== Entries provided
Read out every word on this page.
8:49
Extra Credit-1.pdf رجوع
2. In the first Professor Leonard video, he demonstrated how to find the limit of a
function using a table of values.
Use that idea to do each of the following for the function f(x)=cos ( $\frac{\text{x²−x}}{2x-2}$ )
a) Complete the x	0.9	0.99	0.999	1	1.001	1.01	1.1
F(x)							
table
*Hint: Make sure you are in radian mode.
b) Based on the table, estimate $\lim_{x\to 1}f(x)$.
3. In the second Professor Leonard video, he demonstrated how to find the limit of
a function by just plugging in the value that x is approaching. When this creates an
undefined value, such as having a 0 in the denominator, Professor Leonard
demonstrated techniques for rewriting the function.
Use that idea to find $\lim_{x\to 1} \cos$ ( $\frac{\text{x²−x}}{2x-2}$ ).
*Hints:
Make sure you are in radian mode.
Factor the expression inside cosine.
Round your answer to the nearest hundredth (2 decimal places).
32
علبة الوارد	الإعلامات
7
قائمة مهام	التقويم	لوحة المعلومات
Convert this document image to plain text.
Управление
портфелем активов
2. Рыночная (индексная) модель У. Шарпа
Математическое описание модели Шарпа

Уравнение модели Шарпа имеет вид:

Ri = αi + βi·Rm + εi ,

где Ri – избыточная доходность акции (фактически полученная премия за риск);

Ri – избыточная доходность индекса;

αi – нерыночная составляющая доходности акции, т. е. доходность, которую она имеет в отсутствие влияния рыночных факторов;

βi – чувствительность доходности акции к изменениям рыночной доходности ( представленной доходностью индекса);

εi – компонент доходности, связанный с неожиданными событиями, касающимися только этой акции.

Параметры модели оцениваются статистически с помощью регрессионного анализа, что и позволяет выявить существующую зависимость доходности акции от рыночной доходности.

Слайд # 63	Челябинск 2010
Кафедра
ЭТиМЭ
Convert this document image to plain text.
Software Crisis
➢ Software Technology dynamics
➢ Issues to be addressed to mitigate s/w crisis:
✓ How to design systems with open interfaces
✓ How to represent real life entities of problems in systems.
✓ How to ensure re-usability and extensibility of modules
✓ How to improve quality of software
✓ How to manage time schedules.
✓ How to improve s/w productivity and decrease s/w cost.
====
Repeat the material above in full, quoting it exactly.

(Output of the task)
Read out every word on this page.
8:49
Extra Credit-1.pdf رجوع
2. In the first Professor Leonard video, he demonstrated how to find the limit of a
function using a table of values.
Use that idea to do each of the following for the function f(x)=cos ( $\frac{\text{x²−x}}{2x-2}$ )
a) Complete the x	0.9	0.99	0.999	1	1.001	1.01	1.1
F(x)							
table
*Hint: Make sure you are in radian mode.
b) Based on the table, estimate $\lim_{x\to 1}f(x)$.
3. In the second Professor Leonard video, he demonstrated how to find the limit of
a function by just plugging in the value that x is approaching. When this creates an
undefined value, such as having a 0 in the denominator, Professor Leonard
demonstrated techniques for rewriting the function.
Use that idea to find $\lim_{x\to 1} \cos$ ( $\frac{\text{x²−x}}{2x-2}$ ).
*Hints:
Make sure you are in radian mode.
Factor the expression inside cosine.
Round your answer to the nearest hundredth (2 decimal places).
32
علبة الوارد	الإعلامات
7
قائمة مهام	التقويم	لوحة المعلومات
Convert this document image to plain text.
Управление
портфелем активов
2. Рыночная (индексная) модель У. Шарпа
Математическое описание модели Шарпа

Уравнение модели Шарпа имеет вид:

Ri = αi + βi·Rm + εi ,

где Ri – избыточная доходность акции (фактически полученная премия за риск);

Ri – избыточная доходность индекса;

αi – нерыночная составляющая доходности акции, т. е. доходность, которую она имеет в отсутствие влияния рыночных факторов;

βi – чувствительность доходности акции к изменениям рыночной доходности ( представленной доходностью индекса);

εi – компонент доходности, связанный с неожиданными событиями, касающимися только этой акции.

Параметры модели оцениваются статистически с помощью регрессионного анализа, что и позволяет выявить существующую зависимость доходности акции от рыночной доходности.

Слайд # 63	Челябинск 2010
Кафедра
ЭТиМЭ
Convert this document image to plain text.
Software Crisis
➢ Software Technology dynamics
➢ Issues to be addressed to mitigate s/w crisis:
✓ How to design systems with open interfaces
✓ How to represent real life entities of problems in systems.
✓ How to ensure re-usability and extensibility of modules
✓ How to improve quality of software
✓ How to manage time schedules.
✓ How to improve s/w productivity and decrease s/w cost.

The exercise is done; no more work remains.